**Stored items**
- - - -

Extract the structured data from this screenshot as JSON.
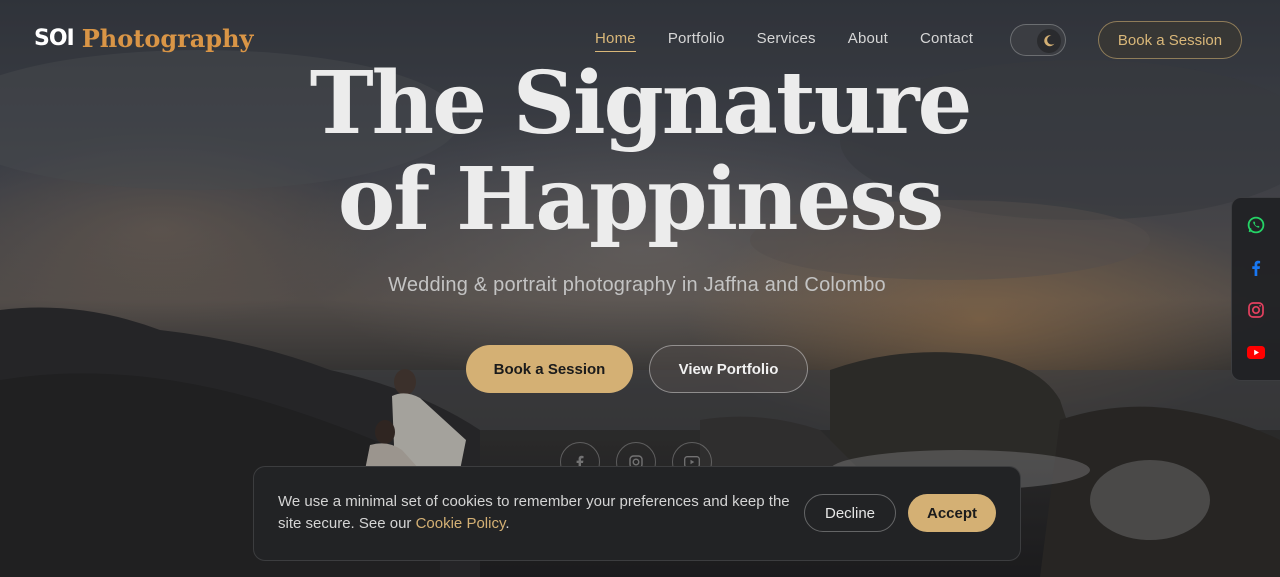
{
  "brand": {
    "logo_mark": "SOI",
    "name": "Photography"
  },
  "nav": {
    "items": [
      {
        "label": "Home",
        "active": true
      },
      {
        "label": "Portfolio",
        "active": false
      },
      {
        "label": "Services",
        "active": false
      },
      {
        "label": "About",
        "active": false
      },
      {
        "label": "Contact",
        "active": false
      }
    ],
    "theme_toggle_icon": "moon-icon",
    "book_label": "Book a Session"
  },
  "hero": {
    "title_line1": "The Signature",
    "title_line2": "of Happiness",
    "subtitle": "Wedding & portrait photography in Jaffna and Colombo",
    "primary_button": "Book a Session",
    "secondary_button": "View Portfolio",
    "social_icons": [
      "facebook-icon",
      "instagram-icon",
      "youtube-icon"
    ]
  },
  "social_rail": {
    "items": [
      {
        "icon": "whatsapp-icon",
        "color": "#25D366"
      },
      {
        "icon": "facebook-icon",
        "color": "#1877F2"
      },
      {
        "icon": "instagram-icon",
        "color": "#E4405F"
      },
      {
        "icon": "youtube-icon",
        "color": "#FF0000"
      }
    ]
  },
  "cookie": {
    "text_before": "We use a minimal set of cookies to remember your preferences and keep the site secure. See our ",
    "link": "Cookie Policy",
    "text_after": ".",
    "decline": "Decline",
    "accept": "Accept"
  },
  "colors": {
    "accent": "#D4B074",
    "logo_text": "#D99546",
    "banner_bg": "#222325"
  }
}
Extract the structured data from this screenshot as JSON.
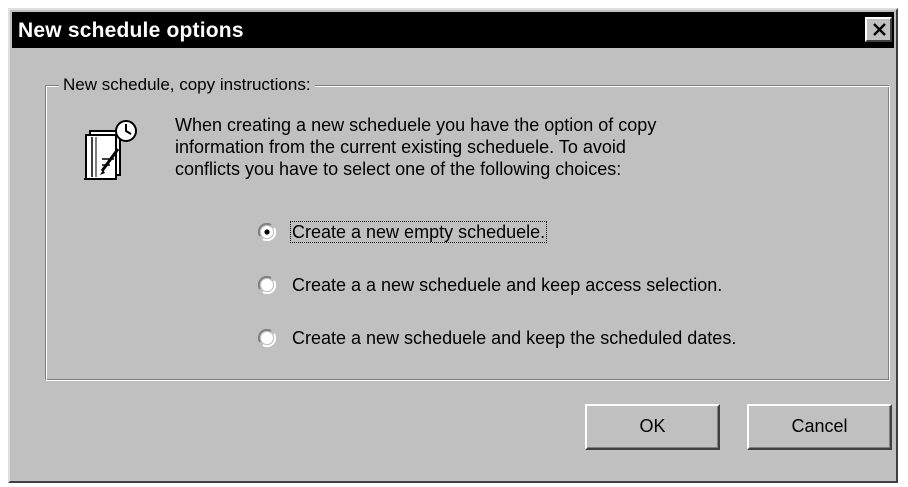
{
  "window": {
    "title": "New schedule options",
    "close_icon": "close-icon"
  },
  "group": {
    "legend": "New schedule, copy instructions:",
    "icon": "schedule-book-icon",
    "instructions": [
      "When creating a new scheduele you have the option of copy",
      "information from the current existing scheduele. To avoid",
      "conflicts you have to select one of the following choices:"
    ]
  },
  "options": [
    {
      "label": "Create a new empty scheduele.",
      "selected": true
    },
    {
      "label": "Create a a new scheduele and keep access selection.",
      "selected": false
    },
    {
      "label": "Create a new scheduele and keep the scheduled dates.",
      "selected": false
    }
  ],
  "buttons": {
    "ok_label": "OK",
    "cancel_label": "Cancel"
  }
}
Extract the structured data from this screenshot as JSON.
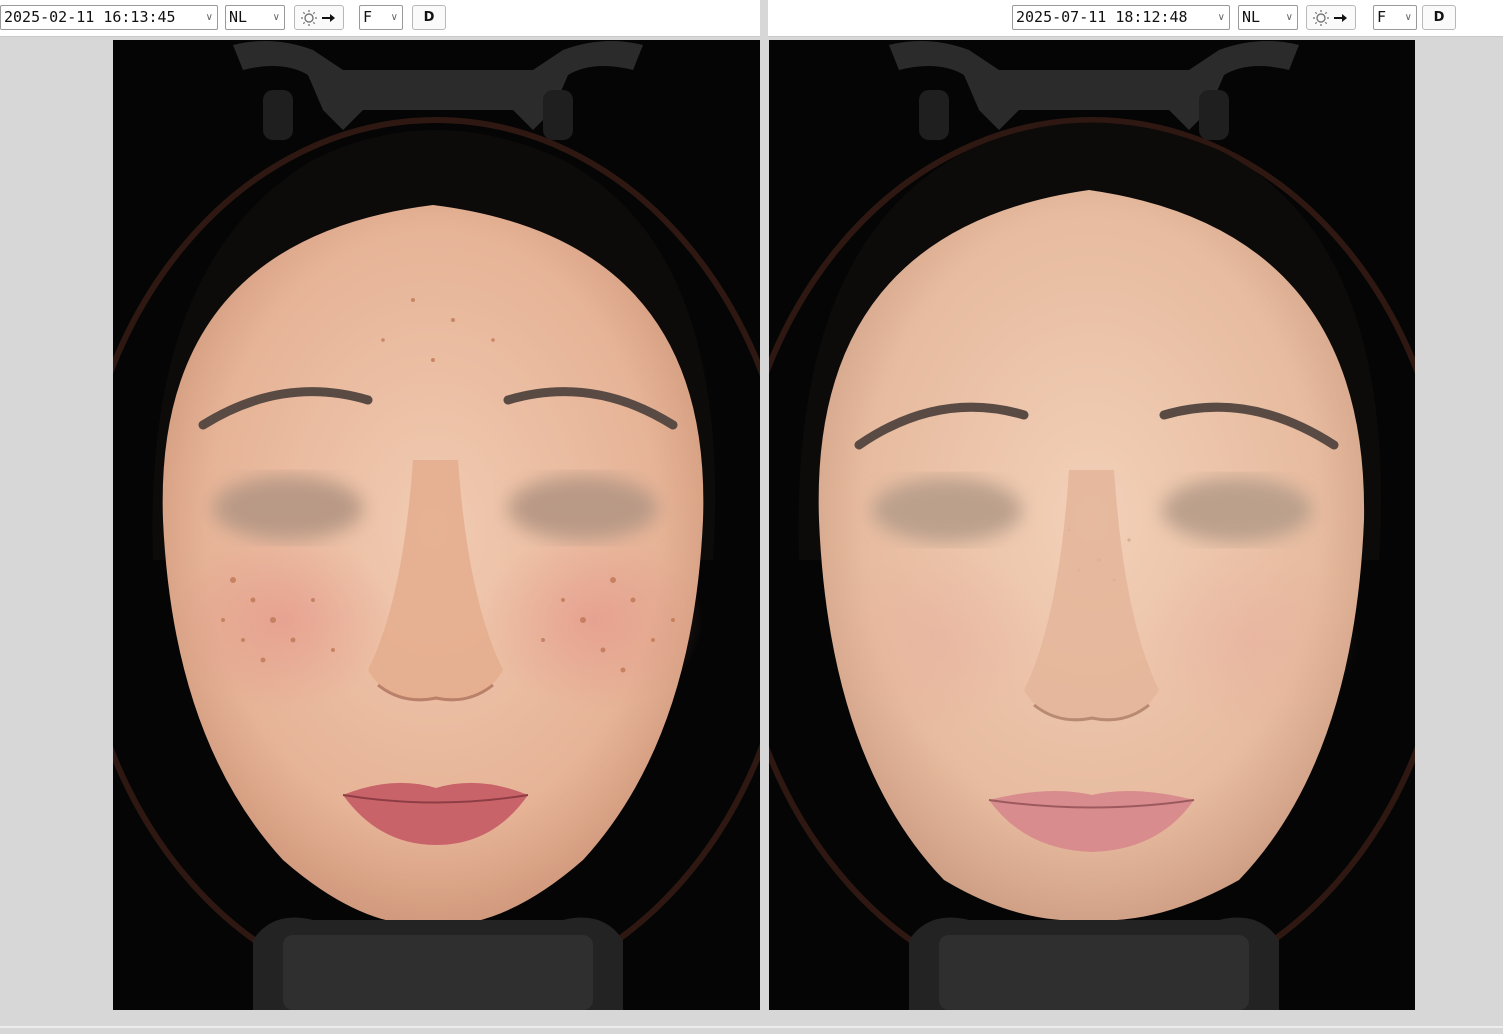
{
  "left_panel": {
    "datetime": "2025-02-11 16:13:45",
    "mode": "NL",
    "light_icon": "sun-arrow-icon",
    "view": "F",
    "d_label": "D",
    "image_alt": "Facial skin analysis photo, front view, earlier capture"
  },
  "right_panel": {
    "datetime": "2025-07-11 18:12:48",
    "mode": "NL",
    "light_icon": "sun-arrow-icon",
    "view": "F",
    "d_label": "D",
    "image_alt": "Facial skin analysis photo, front view, later capture"
  },
  "colors": {
    "background": "#d7d7d7",
    "viewer_bg": "#050505",
    "skin_left": "#e9b79a",
    "skin_right": "#e8bea2"
  }
}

- - - -

**Set problem**
Will you set down the records word for word while leaving out every picture?

**Response to this task**
Extract the structured data from this screenshot as JSON.
{
  "brand": {
    "logo_mark": "SOI",
    "name": "Photography"
  },
  "nav": {
    "items": [
      {
        "label": "Home",
        "active": true
      },
      {
        "label": "Portfolio",
        "active": false
      },
      {
        "label": "Services",
        "active": false
      },
      {
        "label": "About",
        "active": false
      },
      {
        "label": "Contact",
        "active": false
      }
    ],
    "theme_toggle_icon": "moon-icon",
    "book_label": "Book a Session"
  },
  "hero": {
    "title_line1": "The Signature",
    "title_line2": "of Happiness",
    "subtitle": "Wedding & portrait photography in Jaffna and Colombo",
    "primary_button": "Book a Session",
    "secondary_button": "View Portfolio",
    "social_icons": [
      "facebook-icon",
      "instagram-icon",
      "youtube-icon"
    ]
  },
  "social_rail": {
    "items": [
      {
        "icon": "whatsapp-icon",
        "color": "#25D366"
      },
      {
        "icon": "facebook-icon",
        "color": "#1877F2"
      },
      {
        "icon": "instagram-icon",
        "color": "#E4405F"
      },
      {
        "icon": "youtube-icon",
        "color": "#FF0000"
      }
    ]
  },
  "cookie": {
    "text_before": "We use a minimal set of cookies to remember your preferences and keep the site secure. See our ",
    "link": "Cookie Policy",
    "text_after": ".",
    "decline": "Decline",
    "accept": "Accept"
  },
  "colors": {
    "accent": "#D4B074",
    "logo_text": "#D99546",
    "banner_bg": "#222325"
  }
}
Extract the structured data from this screenshot as JSON.
{
  "window": {
    "title": "New schedule options",
    "close_icon": "close-icon"
  },
  "group": {
    "legend": "New schedule, copy instructions:",
    "icon": "schedule-book-icon",
    "instructions": [
      "When creating a new scheduele you have the option of copy",
      "information from the current existing scheduele. To avoid",
      "conflicts you have to select one of the following choices:"
    ]
  },
  "options": [
    {
      "label": "Create a new empty scheduele.",
      "selected": true
    },
    {
      "label": "Create a a new scheduele and keep access selection.",
      "selected": false
    },
    {
      "label": "Create a new scheduele and keep the scheduled dates.",
      "selected": false
    }
  ],
  "buttons": {
    "ok_label": "OK",
    "cancel_label": "Cancel"
  }
}
Extract the structured data from this screenshot as JSON.
{
  "left_panel": {
    "datetime": "2025-02-11 16:13:45",
    "mode": "NL",
    "light_icon": "sun-arrow-icon",
    "view": "F",
    "d_label": "D",
    "image_alt": "Facial skin analysis photo, front view, earlier capture"
  },
  "right_panel": {
    "datetime": "2025-07-11 18:12:48",
    "mode": "NL",
    "light_icon": "sun-arrow-icon",
    "view": "F",
    "d_label": "D",
    "image_alt": "Facial skin analysis photo, front view, later capture"
  },
  "colors": {
    "background": "#d7d7d7",
    "viewer_bg": "#050505",
    "skin_left": "#e9b79a",
    "skin_right": "#e8bea2"
  }
}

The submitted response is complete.